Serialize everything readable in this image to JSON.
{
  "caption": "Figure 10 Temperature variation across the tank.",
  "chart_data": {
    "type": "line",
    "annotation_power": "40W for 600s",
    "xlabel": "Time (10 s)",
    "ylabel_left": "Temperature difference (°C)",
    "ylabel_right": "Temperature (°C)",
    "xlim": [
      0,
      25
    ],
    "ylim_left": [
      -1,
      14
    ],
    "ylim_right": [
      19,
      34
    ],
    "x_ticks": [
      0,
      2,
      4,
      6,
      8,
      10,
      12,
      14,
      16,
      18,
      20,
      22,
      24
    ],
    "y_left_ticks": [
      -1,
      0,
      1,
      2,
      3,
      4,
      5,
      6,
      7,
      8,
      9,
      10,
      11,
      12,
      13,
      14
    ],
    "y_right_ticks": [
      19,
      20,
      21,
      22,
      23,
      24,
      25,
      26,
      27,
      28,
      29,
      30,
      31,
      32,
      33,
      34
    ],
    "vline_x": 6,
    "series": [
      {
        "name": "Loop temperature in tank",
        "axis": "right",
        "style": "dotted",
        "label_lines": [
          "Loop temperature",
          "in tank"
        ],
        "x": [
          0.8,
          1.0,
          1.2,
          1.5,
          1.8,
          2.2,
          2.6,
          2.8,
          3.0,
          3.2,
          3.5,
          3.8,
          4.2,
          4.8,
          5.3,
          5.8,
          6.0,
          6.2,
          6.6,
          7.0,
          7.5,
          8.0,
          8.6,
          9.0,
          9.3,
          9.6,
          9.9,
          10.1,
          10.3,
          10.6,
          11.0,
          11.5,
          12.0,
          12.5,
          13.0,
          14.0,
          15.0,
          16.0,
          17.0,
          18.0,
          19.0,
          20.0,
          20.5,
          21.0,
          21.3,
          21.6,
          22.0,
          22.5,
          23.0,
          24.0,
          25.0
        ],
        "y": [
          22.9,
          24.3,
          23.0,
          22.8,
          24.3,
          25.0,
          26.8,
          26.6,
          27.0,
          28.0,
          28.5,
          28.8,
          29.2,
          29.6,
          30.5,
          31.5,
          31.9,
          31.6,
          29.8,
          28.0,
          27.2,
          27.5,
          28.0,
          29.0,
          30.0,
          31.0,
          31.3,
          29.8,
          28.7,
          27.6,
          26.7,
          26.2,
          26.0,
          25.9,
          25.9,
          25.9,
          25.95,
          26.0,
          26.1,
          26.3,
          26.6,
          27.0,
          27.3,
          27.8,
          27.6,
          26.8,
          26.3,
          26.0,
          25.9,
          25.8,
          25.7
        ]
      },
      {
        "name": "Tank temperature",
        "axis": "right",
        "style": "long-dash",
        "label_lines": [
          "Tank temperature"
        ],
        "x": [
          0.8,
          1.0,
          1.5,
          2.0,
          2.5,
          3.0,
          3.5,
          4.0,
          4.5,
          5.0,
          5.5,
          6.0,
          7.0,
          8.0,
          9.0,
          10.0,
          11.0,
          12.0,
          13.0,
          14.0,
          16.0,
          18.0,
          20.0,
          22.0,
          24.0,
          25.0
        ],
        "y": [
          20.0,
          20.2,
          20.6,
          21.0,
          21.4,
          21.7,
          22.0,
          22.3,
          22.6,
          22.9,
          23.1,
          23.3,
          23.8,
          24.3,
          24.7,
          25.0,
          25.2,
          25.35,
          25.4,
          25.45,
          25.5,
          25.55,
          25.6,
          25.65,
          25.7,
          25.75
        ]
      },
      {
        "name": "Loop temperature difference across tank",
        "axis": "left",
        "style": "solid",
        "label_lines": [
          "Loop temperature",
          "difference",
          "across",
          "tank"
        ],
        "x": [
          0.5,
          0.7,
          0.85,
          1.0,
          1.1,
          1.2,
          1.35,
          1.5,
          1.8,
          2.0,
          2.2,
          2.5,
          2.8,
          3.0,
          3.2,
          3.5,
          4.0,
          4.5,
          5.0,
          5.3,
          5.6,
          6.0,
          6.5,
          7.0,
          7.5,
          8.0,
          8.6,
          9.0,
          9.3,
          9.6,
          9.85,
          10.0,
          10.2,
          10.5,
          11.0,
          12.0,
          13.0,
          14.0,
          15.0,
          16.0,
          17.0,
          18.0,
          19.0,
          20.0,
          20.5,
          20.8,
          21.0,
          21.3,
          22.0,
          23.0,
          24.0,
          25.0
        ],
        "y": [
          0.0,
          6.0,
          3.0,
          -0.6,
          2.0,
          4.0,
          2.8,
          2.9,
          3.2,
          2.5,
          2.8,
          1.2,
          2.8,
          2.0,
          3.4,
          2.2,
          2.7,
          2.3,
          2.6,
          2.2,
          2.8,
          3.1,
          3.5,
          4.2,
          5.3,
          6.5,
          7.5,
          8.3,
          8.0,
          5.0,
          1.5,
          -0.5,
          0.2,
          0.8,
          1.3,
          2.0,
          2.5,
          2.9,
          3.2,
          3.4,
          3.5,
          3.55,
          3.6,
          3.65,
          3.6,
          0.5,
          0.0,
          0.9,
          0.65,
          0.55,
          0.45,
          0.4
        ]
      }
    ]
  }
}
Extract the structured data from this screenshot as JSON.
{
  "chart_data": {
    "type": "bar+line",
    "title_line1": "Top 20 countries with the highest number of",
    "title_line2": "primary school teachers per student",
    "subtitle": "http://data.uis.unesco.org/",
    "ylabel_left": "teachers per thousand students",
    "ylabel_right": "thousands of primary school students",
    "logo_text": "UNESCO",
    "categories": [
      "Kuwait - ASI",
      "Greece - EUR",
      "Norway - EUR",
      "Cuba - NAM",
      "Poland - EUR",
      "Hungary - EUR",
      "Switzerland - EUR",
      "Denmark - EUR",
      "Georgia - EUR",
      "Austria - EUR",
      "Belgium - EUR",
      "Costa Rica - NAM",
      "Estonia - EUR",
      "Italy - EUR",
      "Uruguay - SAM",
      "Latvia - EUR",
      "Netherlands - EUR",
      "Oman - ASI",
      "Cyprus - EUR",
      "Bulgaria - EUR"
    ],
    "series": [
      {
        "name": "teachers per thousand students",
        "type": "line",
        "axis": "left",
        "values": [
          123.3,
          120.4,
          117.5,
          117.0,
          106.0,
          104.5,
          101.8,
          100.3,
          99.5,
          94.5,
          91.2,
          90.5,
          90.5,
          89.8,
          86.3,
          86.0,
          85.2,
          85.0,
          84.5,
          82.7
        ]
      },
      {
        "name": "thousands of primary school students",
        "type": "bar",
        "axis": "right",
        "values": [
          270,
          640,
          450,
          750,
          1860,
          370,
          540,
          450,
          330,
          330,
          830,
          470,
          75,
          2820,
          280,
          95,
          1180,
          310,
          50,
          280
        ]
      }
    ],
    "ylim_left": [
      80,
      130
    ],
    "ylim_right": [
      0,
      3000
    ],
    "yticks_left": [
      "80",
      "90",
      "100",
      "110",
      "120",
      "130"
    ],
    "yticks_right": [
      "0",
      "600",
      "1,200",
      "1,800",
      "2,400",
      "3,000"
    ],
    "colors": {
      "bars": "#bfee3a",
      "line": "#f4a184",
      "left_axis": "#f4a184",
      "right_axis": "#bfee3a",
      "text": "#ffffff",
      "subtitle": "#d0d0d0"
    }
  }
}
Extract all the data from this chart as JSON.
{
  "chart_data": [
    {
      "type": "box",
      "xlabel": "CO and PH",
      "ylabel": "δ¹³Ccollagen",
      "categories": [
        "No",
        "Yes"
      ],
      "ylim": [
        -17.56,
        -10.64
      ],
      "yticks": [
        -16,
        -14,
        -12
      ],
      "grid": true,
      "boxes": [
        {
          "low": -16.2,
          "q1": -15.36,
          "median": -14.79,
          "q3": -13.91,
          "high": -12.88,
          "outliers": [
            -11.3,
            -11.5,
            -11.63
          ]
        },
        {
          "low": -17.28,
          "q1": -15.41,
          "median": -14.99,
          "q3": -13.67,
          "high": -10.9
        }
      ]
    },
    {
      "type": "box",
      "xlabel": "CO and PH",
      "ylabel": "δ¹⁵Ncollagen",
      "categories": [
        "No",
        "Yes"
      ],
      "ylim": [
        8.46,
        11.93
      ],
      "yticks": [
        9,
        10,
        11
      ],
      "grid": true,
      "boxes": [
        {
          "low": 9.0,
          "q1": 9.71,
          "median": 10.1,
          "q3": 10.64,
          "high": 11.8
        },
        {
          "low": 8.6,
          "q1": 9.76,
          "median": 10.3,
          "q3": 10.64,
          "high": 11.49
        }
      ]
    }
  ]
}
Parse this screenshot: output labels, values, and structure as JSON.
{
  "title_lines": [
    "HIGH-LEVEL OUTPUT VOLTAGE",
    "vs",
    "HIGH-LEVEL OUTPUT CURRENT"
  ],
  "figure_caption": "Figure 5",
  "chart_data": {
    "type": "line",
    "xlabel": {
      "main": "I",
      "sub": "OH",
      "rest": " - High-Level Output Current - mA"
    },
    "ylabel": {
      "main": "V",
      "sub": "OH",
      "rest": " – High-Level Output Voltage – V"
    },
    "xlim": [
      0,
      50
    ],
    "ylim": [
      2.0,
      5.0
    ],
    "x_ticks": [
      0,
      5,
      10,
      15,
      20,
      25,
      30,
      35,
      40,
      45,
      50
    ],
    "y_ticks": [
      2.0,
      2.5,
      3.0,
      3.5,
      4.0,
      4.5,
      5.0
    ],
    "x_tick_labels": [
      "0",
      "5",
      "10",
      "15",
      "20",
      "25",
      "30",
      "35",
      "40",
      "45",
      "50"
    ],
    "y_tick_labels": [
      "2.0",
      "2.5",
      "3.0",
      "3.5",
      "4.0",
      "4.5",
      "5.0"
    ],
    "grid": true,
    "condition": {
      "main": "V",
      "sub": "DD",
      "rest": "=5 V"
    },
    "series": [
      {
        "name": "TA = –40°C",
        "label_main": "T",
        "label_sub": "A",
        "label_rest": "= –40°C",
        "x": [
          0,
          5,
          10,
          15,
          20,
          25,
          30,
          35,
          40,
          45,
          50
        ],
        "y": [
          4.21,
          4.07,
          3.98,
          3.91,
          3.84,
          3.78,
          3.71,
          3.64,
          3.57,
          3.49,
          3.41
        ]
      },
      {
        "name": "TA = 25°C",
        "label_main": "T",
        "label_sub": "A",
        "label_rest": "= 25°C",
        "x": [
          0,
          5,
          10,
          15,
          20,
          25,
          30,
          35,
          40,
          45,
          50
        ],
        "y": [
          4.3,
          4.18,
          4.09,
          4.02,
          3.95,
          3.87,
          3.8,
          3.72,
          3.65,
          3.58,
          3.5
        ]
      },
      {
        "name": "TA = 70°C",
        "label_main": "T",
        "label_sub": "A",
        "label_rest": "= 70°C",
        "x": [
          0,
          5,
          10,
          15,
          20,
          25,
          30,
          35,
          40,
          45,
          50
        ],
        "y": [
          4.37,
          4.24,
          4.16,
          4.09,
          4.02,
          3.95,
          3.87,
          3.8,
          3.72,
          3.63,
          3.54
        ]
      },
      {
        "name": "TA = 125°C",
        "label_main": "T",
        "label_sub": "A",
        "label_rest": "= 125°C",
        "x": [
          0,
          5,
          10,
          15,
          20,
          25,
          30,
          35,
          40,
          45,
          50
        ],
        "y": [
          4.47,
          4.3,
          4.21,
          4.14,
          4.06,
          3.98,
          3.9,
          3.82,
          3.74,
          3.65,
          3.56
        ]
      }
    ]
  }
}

Objective: Filter the records above for lines containing the word "type", and copy those lines.

Answer to this problem:
    "type": "line",
    "type": "bar+line",
        "type": "line",
        "type": "bar",
      "type": "box",
      "type": "box",
    "type": "line",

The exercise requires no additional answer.